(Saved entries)
*** Begin section ***
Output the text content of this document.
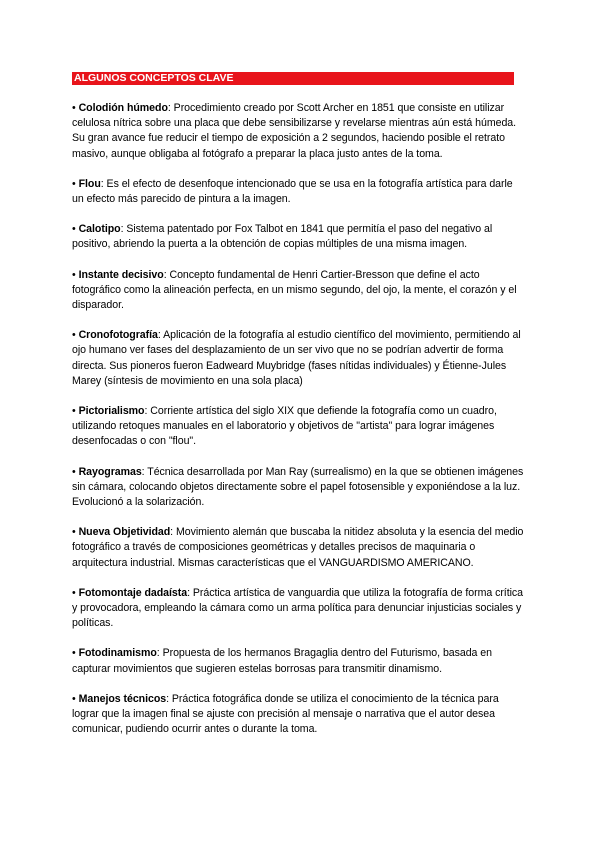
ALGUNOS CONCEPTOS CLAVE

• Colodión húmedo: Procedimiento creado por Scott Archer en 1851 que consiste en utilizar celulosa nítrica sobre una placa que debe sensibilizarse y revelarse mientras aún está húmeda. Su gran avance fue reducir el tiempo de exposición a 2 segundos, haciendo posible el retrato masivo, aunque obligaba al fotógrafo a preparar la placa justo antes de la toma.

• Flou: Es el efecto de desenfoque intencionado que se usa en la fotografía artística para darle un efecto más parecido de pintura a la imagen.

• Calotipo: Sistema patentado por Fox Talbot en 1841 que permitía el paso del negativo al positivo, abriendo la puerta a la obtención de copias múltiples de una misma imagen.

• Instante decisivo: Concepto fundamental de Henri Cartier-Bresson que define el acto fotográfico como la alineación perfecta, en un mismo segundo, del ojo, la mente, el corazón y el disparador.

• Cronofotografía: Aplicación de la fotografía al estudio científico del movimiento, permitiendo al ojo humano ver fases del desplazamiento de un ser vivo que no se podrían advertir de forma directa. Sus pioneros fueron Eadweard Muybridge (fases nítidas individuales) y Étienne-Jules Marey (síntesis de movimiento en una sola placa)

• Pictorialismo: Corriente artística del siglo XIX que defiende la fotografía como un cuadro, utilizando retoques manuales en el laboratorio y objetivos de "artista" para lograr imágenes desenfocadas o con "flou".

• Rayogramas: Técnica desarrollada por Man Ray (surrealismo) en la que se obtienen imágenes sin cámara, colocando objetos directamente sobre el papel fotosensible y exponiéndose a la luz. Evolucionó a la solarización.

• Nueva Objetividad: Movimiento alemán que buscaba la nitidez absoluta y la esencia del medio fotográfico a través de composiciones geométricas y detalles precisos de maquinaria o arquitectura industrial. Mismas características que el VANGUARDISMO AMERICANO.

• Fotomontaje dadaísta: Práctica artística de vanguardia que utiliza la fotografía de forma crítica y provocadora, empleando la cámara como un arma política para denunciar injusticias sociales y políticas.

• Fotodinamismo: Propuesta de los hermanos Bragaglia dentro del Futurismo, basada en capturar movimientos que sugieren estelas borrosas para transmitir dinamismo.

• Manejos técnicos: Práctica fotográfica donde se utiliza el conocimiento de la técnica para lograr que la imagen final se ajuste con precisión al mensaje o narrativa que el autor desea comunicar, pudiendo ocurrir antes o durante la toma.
*** End section ***
— Task requirements —
Your job is to copy each entry exactly as written; the pictures do not go in.

— Solution to this problem —
Output the text content of this document.
ALGUNOS CONCEPTOS CLAVE

• Colodión húmedo: Procedimiento creado por Scott Archer en 1851 que consiste en utilizar celulosa nítrica sobre una placa que debe sensibilizarse y revelarse mientras aún está húmeda. Su gran avance fue reducir el tiempo de exposición a 2 segundos, haciendo posible el retrato masivo, aunque obligaba al fotógrafo a preparar la placa justo antes de la toma.

• Flou: Es el efecto de desenfoque intencionado que se usa en la fotografía artística para darle un efecto más parecido de pintura a la imagen.

• Calotipo: Sistema patentado por Fox Talbot en 1841 que permitía el paso del negativo al positivo, abriendo la puerta a la obtención de copias múltiples de una misma imagen.

• Instante decisivo: Concepto fundamental de Henri Cartier-Bresson que define el acto fotográfico como la alineación perfecta, en un mismo segundo, del ojo, la mente, el corazón y el disparador.

• Cronofotografía: Aplicación de la fotografía al estudio científico del movimiento, permitiendo al ojo humano ver fases del desplazamiento de un ser vivo que no se podrían advertir de forma directa. Sus pioneros fueron Eadweard Muybridge (fases nítidas individuales) y Étienne-Jules Marey (síntesis de movimiento en una sola placa)

• Pictorialismo: Corriente artística del siglo XIX que defiende la fotografía como un cuadro, utilizando retoques manuales en el laboratorio y objetivos de "artista" para lograr imágenes desenfocadas o con "flou".

• Rayogramas: Técnica desarrollada por Man Ray (surrealismo) en la que se obtienen imágenes sin cámara, colocando objetos directamente sobre el papel fotosensible y exponiéndose a la luz. Evolucionó a la solarización.

• Nueva Objetividad: Movimiento alemán que buscaba la nitidez absoluta y la esencia del medio fotográfico a través de composiciones geométricas y detalles precisos de maquinaria o arquitectura industrial. Mismas características que el VANGUARDISMO AMERICANO.

• Fotomontaje dadaísta: Práctica artística de vanguardia que utiliza la fotografía de forma crítica y provocadora, empleando la cámara como un arma política para denunciar injusticias sociales y políticas.

• Fotodinamismo: Propuesta de los hermanos Bragaglia dentro del Futurismo, basada en capturar movimientos que sugieren estelas borrosas para transmitir dinamismo.

• Manejos técnicos: Práctica fotográfica donde se utiliza el conocimiento de la técnica para lograr que la imagen final se ajuste con precisión al mensaje o narrativa que el autor desea comunicar, pudiendo ocurrir antes o durante la toma.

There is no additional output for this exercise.